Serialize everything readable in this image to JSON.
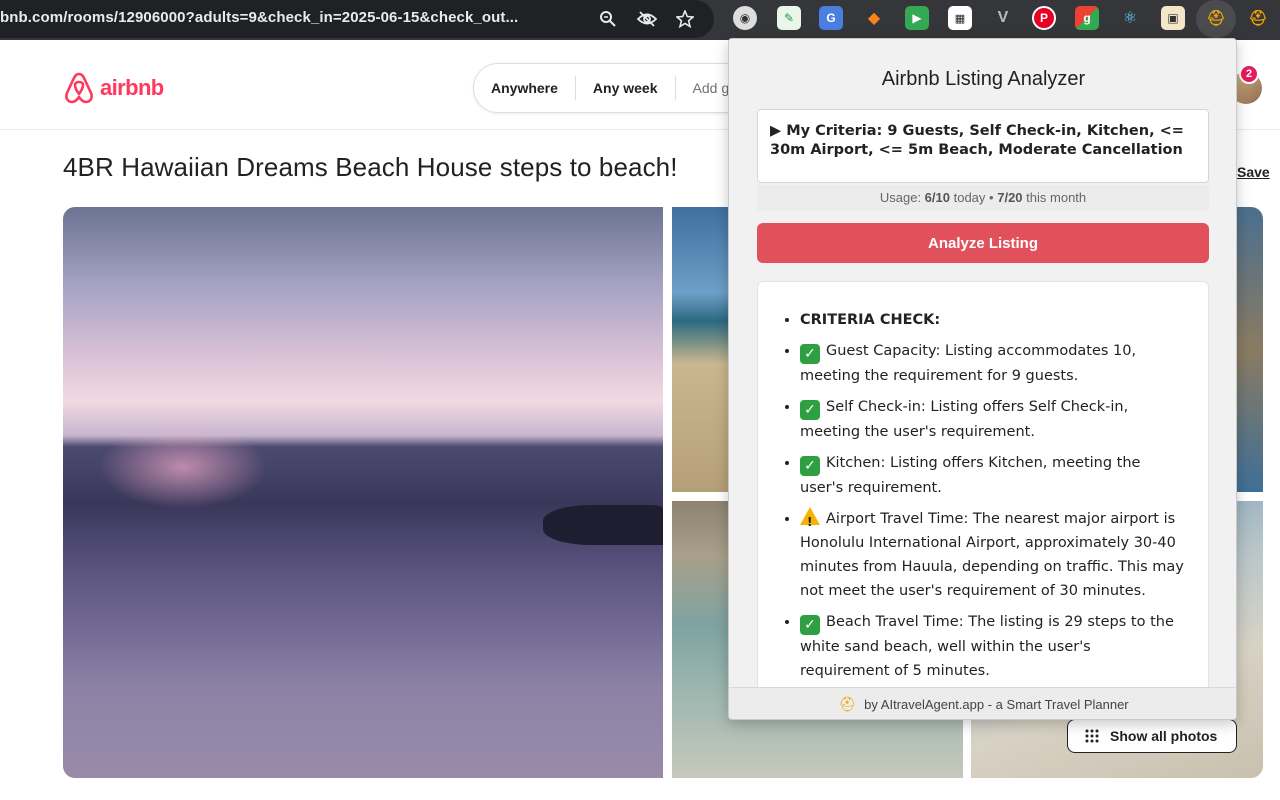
{
  "browser": {
    "url": "bnb.com/rooms/12906000?adults=9&check_in=2025-06-15&check_out...",
    "extensions": [
      {
        "name": "chrome-icon"
      },
      {
        "name": "evernote-icon"
      },
      {
        "name": "translate-icon"
      },
      {
        "name": "metamask-icon"
      },
      {
        "name": "video-icon"
      },
      {
        "name": "qr-code-icon"
      },
      {
        "name": "vue-icon"
      },
      {
        "name": "pinterest-icon"
      },
      {
        "name": "google-icon"
      },
      {
        "name": "react-icon"
      },
      {
        "name": "scanner-icon"
      },
      {
        "name": "aitravelagent-icon"
      }
    ]
  },
  "site": {
    "logo": "airbnb",
    "search": {
      "anywhere": "Anywhere",
      "any_week": "Any week",
      "guests": "Add guests"
    },
    "notification_count": "2"
  },
  "listing": {
    "title": "4BR Hawaiian Dreams Beach House steps to beach!",
    "save_label": "Save",
    "show_all_photos": "Show all photos"
  },
  "popup": {
    "title": "Airbnb Listing Analyzer",
    "criteria_summary": "▶ My Criteria: 9 Guests, Self Check-in, Kitchen, <= 30m Airport, <= 5m Beach, Moderate Cancellation",
    "usage": {
      "label": "Usage:",
      "today": "6/10",
      "today_suffix": "today",
      "separator": "•",
      "month": "7/20",
      "month_suffix": "this month"
    },
    "analyze_button": "Analyze Listing",
    "results_heading": "CRITERIA CHECK:",
    "results": [
      {
        "status": "ok",
        "text": "Guest Capacity: Listing accommodates 10, meeting the requirement for 9 guests."
      },
      {
        "status": "ok",
        "text": "Self Check-in: Listing offers Self Check-in, meeting the user's requirement."
      },
      {
        "status": "ok",
        "text": "Kitchen: Listing offers Kitchen, meeting the user's requirement."
      },
      {
        "status": "warn",
        "text": "Airport Travel Time: The nearest major airport is Honolulu International Airport, approximately 30-40 minutes from Hauula, depending on traffic. This may not meet the user's requirement of 30 minutes."
      },
      {
        "status": "ok",
        "text": "Beach Travel Time: The listing is 29 steps to the white sand beach, well within the user's requirement of 5 minutes."
      }
    ],
    "footer": "by AItravelAgent.app - a Smart Travel Planner"
  },
  "colors": {
    "brand": "#ff385c",
    "analyze_button": "#e0515b",
    "ok": "#2ea043",
    "warn": "#f4b400"
  }
}
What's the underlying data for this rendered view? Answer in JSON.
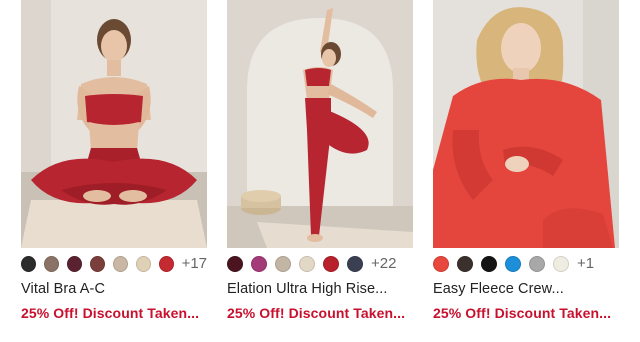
{
  "products": [
    {
      "name": "Vital Bra A-C",
      "promo": "25% Off! Discount Taken...",
      "image_alt": "woman in red sports bra and leggings seated in lotus pose",
      "swatches": [
        "#2c2c2c",
        "#8a7366",
        "#5a2230",
        "#7b3f3b",
        "#c9b7a3",
        "#e0d0b6",
        "#c42a2f"
      ],
      "more_colors": "+17"
    },
    {
      "name": "Elation Ultra High Rise...",
      "promo": "25% Off! Discount Taken...",
      "image_alt": "woman in red bra and leggings standing in tree pose with arm raised",
      "swatches": [
        "#4a1520",
        "#a43a7a",
        "#c3b5a4",
        "#e2d8c6",
        "#b8202b",
        "#3a3f52"
      ],
      "more_colors": "+22"
    },
    {
      "name": "Easy Fleece Crew...",
      "promo": "25% Off! Discount Taken...",
      "image_alt": "smiling woman in red fleece crew sweatshirt seated on wooden chair",
      "swatches": [
        "#e8473e",
        "#3a302c",
        "#141414",
        "#1c8fd8",
        "#a8a8a8",
        "#efece2"
      ],
      "more_colors": "+1"
    }
  ]
}
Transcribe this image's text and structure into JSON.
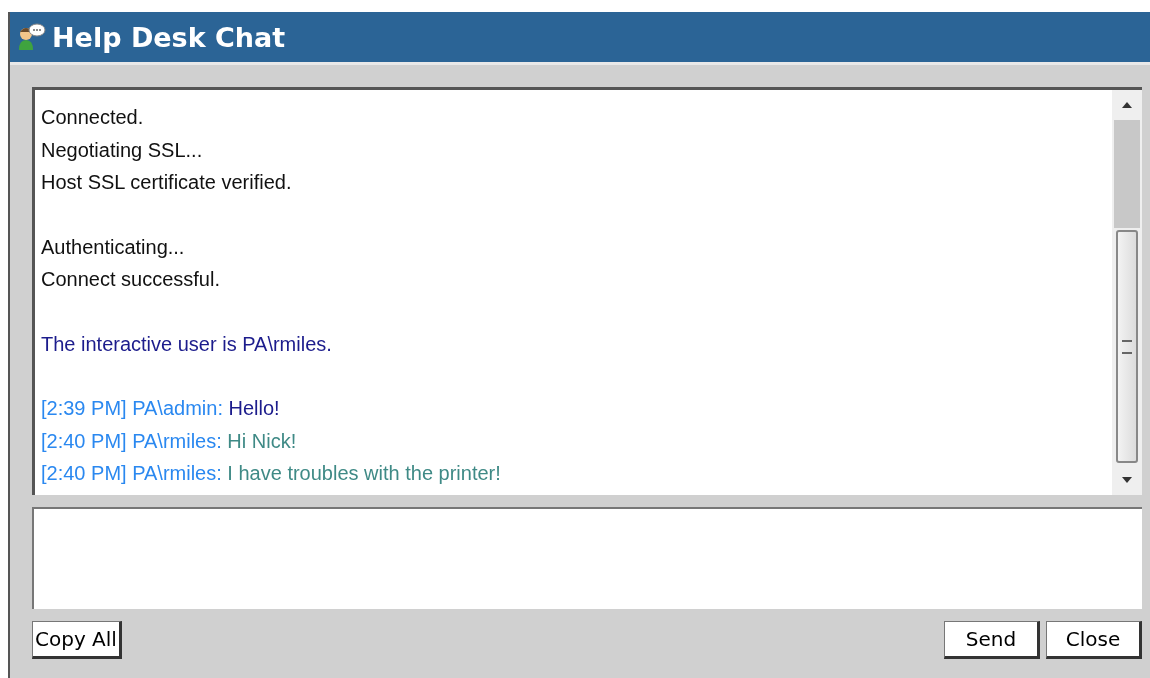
{
  "window": {
    "title": "Help Desk Chat"
  },
  "transcript": [
    {
      "lines": [
        {
          "kind": "status",
          "text": "Connected."
        },
        {
          "kind": "status",
          "text": "Negotiating SSL..."
        },
        {
          "kind": "status",
          "text": "Host SSL certificate verified."
        }
      ]
    },
    {
      "lines": [
        {
          "kind": "status",
          "text": "Authenticating..."
        },
        {
          "kind": "status",
          "text": "Connect successful."
        }
      ]
    },
    {
      "lines": [
        {
          "kind": "info",
          "text": "The interactive user is PA\\rmiles."
        }
      ]
    },
    {
      "lines": [
        {
          "kind": "chat",
          "prefix": "[2:39 PM] PA\\admin:",
          "text": "Hello!",
          "color": "#1c1c8c"
        },
        {
          "kind": "chat",
          "prefix": "[2:40 PM] PA\\rmiles:",
          "text": "Hi Nick!",
          "color": "#3f8a86"
        },
        {
          "kind": "chat",
          "prefix": "[2:40 PM] PA\\rmiles:",
          "text": "I have troubles with the printer!",
          "color": "#3f8a86"
        }
      ]
    }
  ],
  "buttons": [
    {
      "kind": "left",
      "label": "Copy All"
    },
    {
      "kind": "right",
      "label": "Send"
    },
    {
      "kind": "right",
      "label": "Close"
    }
  ]
}
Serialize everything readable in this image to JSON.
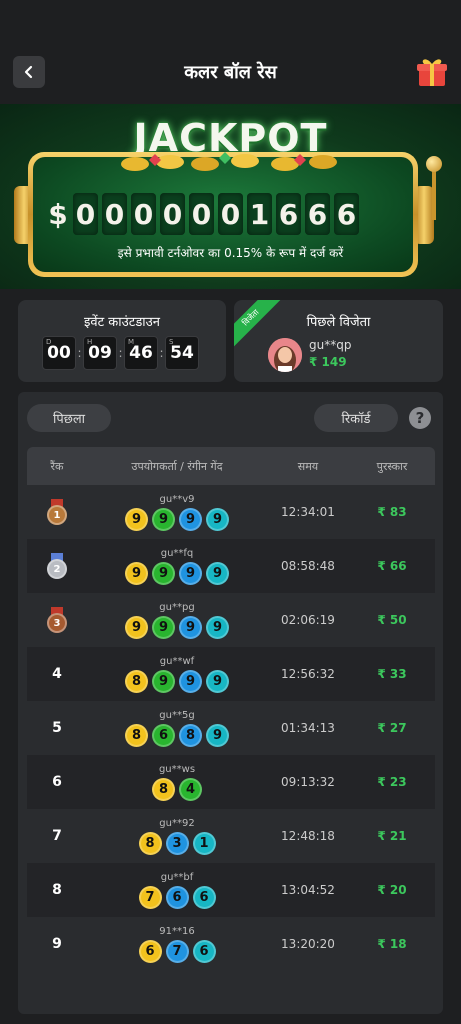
{
  "header": {
    "title": "कलर बॉल रेस",
    "back_icon": "chevron-left-icon",
    "gift_icon": "gift-icon"
  },
  "jackpot": {
    "heading": "JACKPOT",
    "currency": "$",
    "digits": [
      "0",
      "0",
      "0",
      "0",
      "0",
      "0",
      "1",
      "6",
      "6",
      "6"
    ],
    "note": "इसे प्रभावी टर्नओवर का 0.15% के रूप में दर्ज करें"
  },
  "countdown": {
    "title": "इवेंट काउंटडाउन",
    "units": [
      "D",
      "H",
      "M",
      "S"
    ],
    "values": [
      "00",
      "09",
      "46",
      "54"
    ]
  },
  "last_winner": {
    "title": "पिछले विजेता",
    "badge": "विजेता",
    "name": "gu**qp",
    "prize": "₹ 149"
  },
  "records": {
    "prev_label": "पिछला",
    "record_label": "रिकॉर्ड",
    "help": "?",
    "columns": {
      "rank": "रैंक",
      "user": "उपयोगकर्ता / रंगीन गेंद",
      "time": "समय",
      "prize": "पुरस्कार"
    },
    "rows": [
      {
        "rank": "1",
        "medal": "bronze",
        "user": "gu**v9",
        "balls": [
          [
            "9",
            "yellow"
          ],
          [
            "9",
            "green"
          ],
          [
            "9",
            "blue"
          ],
          [
            "9",
            "teal"
          ]
        ],
        "time": "12:34:01",
        "prize": "₹ 83"
      },
      {
        "rank": "2",
        "medal": "silver",
        "user": "gu**fq",
        "balls": [
          [
            "9",
            "yellow"
          ],
          [
            "9",
            "green"
          ],
          [
            "9",
            "blue"
          ],
          [
            "9",
            "teal"
          ]
        ],
        "time": "08:58:48",
        "prize": "₹ 66"
      },
      {
        "rank": "3",
        "medal": "copper",
        "user": "gu**pg",
        "balls": [
          [
            "9",
            "yellow"
          ],
          [
            "9",
            "green"
          ],
          [
            "9",
            "blue"
          ],
          [
            "9",
            "teal"
          ]
        ],
        "time": "02:06:19",
        "prize": "₹ 50"
      },
      {
        "rank": "4",
        "user": "gu**wf",
        "balls": [
          [
            "8",
            "yellow"
          ],
          [
            "9",
            "green"
          ],
          [
            "9",
            "blue"
          ],
          [
            "9",
            "teal"
          ]
        ],
        "time": "12:56:32",
        "prize": "₹ 33"
      },
      {
        "rank": "5",
        "user": "gu**5g",
        "balls": [
          [
            "8",
            "yellow"
          ],
          [
            "6",
            "green"
          ],
          [
            "8",
            "blue"
          ],
          [
            "9",
            "teal"
          ]
        ],
        "time": "01:34:13",
        "prize": "₹ 27"
      },
      {
        "rank": "6",
        "user": "gu**ws",
        "balls": [
          [
            "8",
            "yellow"
          ],
          [
            "4",
            "green"
          ]
        ],
        "time": "09:13:32",
        "prize": "₹ 23"
      },
      {
        "rank": "7",
        "user": "gu**92",
        "balls": [
          [
            "8",
            "yellow"
          ],
          [
            "3",
            "blue"
          ],
          [
            "1",
            "teal"
          ]
        ],
        "time": "12:48:18",
        "prize": "₹ 21"
      },
      {
        "rank": "8",
        "user": "gu**bf",
        "balls": [
          [
            "7",
            "yellow"
          ],
          [
            "6",
            "blue"
          ],
          [
            "6",
            "teal"
          ]
        ],
        "time": "13:04:52",
        "prize": "₹ 20"
      },
      {
        "rank": "9",
        "user": "91**16",
        "balls": [
          [
            "6",
            "yellow"
          ],
          [
            "7",
            "blue"
          ],
          [
            "6",
            "teal"
          ]
        ],
        "time": "13:20:20",
        "prize": "₹ 18"
      }
    ]
  },
  "colors": {
    "yellow": "#f2c21d",
    "green": "#29b52f",
    "blue": "#1f93e0",
    "teal": "#17b6c4",
    "prize_green": "#3cc85d",
    "bronze": "#b8793a",
    "silver": "#b9bcc2",
    "copper": "#a65a30"
  }
}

·····

Objective:
From the material above, gather all lines that include the string "JSON" and copy them.

Response:
Serialize everything readable in this image to JSON.
What's the underlying data for this rendered view? Answer in JSON.
Transcribe this image's text and structure into JSON.
Serialize everything readable in this image to JSON.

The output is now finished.